*** Information given ***

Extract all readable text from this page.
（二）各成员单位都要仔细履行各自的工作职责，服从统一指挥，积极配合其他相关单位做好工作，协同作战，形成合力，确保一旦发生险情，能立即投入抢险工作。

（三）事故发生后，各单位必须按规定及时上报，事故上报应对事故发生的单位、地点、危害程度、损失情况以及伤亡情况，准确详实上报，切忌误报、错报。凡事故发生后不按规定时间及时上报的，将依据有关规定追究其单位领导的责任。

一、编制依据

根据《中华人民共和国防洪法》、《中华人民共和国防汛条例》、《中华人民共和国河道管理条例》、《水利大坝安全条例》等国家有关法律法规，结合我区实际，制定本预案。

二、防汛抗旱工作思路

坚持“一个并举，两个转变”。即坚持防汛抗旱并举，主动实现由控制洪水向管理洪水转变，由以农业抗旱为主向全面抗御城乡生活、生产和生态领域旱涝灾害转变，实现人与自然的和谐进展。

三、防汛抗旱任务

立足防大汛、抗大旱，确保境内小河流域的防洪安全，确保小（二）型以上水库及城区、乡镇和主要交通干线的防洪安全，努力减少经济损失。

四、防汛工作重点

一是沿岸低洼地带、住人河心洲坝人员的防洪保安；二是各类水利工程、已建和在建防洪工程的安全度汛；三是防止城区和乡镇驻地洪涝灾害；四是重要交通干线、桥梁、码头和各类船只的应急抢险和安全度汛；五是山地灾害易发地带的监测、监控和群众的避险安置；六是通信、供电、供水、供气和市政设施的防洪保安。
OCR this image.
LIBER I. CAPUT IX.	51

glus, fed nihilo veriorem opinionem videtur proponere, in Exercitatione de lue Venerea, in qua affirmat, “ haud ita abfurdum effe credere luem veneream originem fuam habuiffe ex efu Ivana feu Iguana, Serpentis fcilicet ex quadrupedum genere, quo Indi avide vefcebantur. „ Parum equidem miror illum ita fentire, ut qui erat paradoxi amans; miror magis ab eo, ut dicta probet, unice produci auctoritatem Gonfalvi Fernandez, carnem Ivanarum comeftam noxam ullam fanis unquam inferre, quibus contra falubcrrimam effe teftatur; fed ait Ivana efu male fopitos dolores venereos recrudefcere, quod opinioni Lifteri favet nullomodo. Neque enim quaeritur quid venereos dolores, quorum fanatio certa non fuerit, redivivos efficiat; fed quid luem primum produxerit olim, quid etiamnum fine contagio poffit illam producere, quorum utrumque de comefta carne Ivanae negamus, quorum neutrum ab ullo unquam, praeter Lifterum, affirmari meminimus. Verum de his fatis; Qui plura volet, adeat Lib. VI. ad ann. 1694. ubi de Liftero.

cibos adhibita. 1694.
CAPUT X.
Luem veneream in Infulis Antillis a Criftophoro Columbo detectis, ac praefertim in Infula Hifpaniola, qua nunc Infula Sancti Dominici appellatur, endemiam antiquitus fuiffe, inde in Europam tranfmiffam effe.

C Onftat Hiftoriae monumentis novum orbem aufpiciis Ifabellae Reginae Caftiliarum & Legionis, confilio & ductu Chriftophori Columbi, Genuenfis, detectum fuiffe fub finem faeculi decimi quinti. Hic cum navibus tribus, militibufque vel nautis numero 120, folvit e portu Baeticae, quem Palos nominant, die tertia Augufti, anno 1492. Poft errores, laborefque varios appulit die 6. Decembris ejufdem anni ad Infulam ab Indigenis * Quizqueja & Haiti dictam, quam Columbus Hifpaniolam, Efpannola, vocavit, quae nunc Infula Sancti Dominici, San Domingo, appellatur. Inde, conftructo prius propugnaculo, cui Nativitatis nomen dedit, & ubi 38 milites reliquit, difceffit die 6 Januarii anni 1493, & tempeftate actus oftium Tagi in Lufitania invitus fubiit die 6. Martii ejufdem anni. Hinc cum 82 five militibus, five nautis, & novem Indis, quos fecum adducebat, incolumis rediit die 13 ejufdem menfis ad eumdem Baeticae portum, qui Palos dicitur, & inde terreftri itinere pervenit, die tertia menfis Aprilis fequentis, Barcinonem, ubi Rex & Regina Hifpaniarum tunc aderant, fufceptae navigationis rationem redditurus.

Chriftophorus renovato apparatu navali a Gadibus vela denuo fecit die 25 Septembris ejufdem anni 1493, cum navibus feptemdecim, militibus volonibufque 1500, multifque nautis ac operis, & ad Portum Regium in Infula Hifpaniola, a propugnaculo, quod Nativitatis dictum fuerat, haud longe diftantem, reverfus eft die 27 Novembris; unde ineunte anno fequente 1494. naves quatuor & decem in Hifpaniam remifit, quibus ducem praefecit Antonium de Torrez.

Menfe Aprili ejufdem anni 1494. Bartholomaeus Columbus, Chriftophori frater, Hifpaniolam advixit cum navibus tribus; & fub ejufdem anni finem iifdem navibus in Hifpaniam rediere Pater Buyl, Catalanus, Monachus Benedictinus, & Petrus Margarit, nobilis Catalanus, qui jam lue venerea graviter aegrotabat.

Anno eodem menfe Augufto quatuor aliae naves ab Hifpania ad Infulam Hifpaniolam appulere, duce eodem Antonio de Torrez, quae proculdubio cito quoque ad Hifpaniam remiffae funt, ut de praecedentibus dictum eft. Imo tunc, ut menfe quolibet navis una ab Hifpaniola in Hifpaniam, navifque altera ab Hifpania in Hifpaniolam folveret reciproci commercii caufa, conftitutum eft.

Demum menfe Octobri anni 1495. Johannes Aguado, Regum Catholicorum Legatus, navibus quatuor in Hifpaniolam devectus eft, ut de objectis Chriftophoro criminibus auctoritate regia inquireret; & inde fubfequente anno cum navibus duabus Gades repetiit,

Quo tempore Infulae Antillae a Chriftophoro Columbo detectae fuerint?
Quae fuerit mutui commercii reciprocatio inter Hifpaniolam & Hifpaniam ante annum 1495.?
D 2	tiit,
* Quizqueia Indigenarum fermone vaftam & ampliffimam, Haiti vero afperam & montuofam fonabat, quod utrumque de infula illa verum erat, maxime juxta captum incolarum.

***

_Exercise details_
Gather from the data above every line with the string "Columbo".

_Exercise solution_
Luem veneream in Infulis Antillis a Criftophoro Columbo detectis, ac praefertim in Infula Hifpaniola, qua nunc Infula Sancti Dominici appellatur, endemiam antiquitus fuiffe, inde in Europam tranfmiffam effe.
Quo tempore Infulae Antillae a Chriftophoro Columbo detectae fuerint?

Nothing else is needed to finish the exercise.